What you will do: Reproduce the records below exactly as they appear, omitting any pictures they contain.

Data shown:
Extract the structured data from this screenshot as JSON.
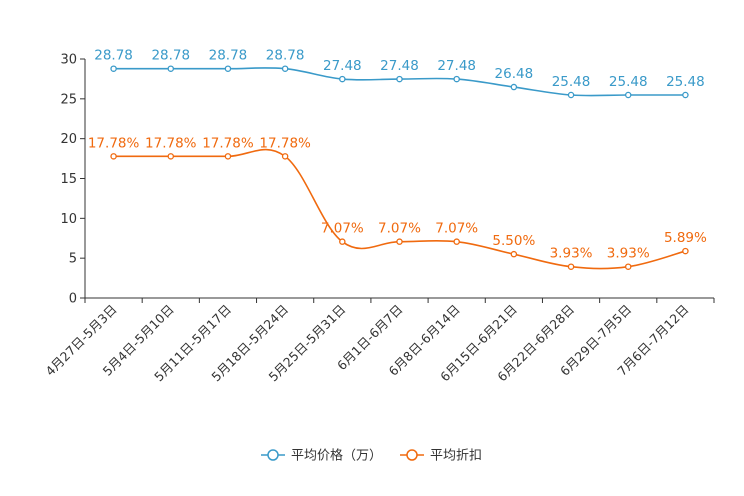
{
  "chart_data": {
    "type": "line",
    "categories": [
      "4月27日-5月3日",
      "5月4日-5月10日",
      "5月11日-5月17日",
      "5月18日-5月24日",
      "5月25日-5月31日",
      "6月1日-6月7日",
      "6月8日-6月14日",
      "6月15日-6月21日",
      "6月22日-6月28日",
      "6月29日-7月5日",
      "7月6日-7月12日"
    ],
    "ylim": [
      0,
      30
    ],
    "yticks": [
      0,
      5,
      10,
      15,
      20,
      25,
      30
    ],
    "series": [
      {
        "name": "平均价格（万）",
        "color": "#3a9ac9",
        "values": [
          28.78,
          28.78,
          28.78,
          28.78,
          27.48,
          27.48,
          27.48,
          26.48,
          25.48,
          25.48,
          25.48
        ],
        "labels": [
          "28.78",
          "28.78",
          "28.78",
          "28.78",
          "27.48",
          "27.48",
          "27.48",
          "26.48",
          "25.48",
          "25.48",
          "25.48"
        ]
      },
      {
        "name": "平均折扣",
        "color": "#f06a0f",
        "values": [
          17.78,
          17.78,
          17.78,
          17.78,
          7.07,
          7.07,
          7.07,
          5.5,
          3.93,
          3.93,
          5.89
        ],
        "labels": [
          "17.78%",
          "17.78%",
          "17.78%",
          "17.78%",
          "7.07%",
          "7.07%",
          "7.07%",
          "5.50%",
          "3.93%",
          "3.93%",
          "5.89%"
        ]
      }
    ],
    "legend": [
      "平均价格（万）",
      "平均折扣"
    ],
    "legend_position": "bottom-center",
    "grid": false
  }
}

Solution for this exercise:
Extract the structured data from this screenshot as JSON.
{
  "chart_data": {
    "type": "line",
    "categories": [
      "4月27日-5月3日",
      "5月4日-5月10日",
      "5月11日-5月17日",
      "5月18日-5月24日",
      "5月25日-5月31日",
      "6月1日-6月7日",
      "6月8日-6月14日",
      "6月15日-6月21日",
      "6月22日-6月28日",
      "6月29日-7月5日",
      "7月6日-7月12日"
    ],
    "ylim": [
      0,
      30
    ],
    "yticks": [
      0,
      5,
      10,
      15,
      20,
      25,
      30
    ],
    "series": [
      {
        "name": "平均价格（万）",
        "color": "#3a9ac9",
        "values": [
          28.78,
          28.78,
          28.78,
          28.78,
          27.48,
          27.48,
          27.48,
          26.48,
          25.48,
          25.48,
          25.48
        ],
        "labels": [
          "28.78",
          "28.78",
          "28.78",
          "28.78",
          "27.48",
          "27.48",
          "27.48",
          "26.48",
          "25.48",
          "25.48",
          "25.48"
        ]
      },
      {
        "name": "平均折扣",
        "color": "#f06a0f",
        "values": [
          17.78,
          17.78,
          17.78,
          17.78,
          7.07,
          7.07,
          7.07,
          5.5,
          3.93,
          3.93,
          5.89
        ],
        "labels": [
          "17.78%",
          "17.78%",
          "17.78%",
          "17.78%",
          "7.07%",
          "7.07%",
          "7.07%",
          "5.50%",
          "3.93%",
          "3.93%",
          "5.89%"
        ]
      }
    ],
    "legend": [
      "平均价格（万）",
      "平均折扣"
    ],
    "legend_position": "bottom-center",
    "grid": false
  }
}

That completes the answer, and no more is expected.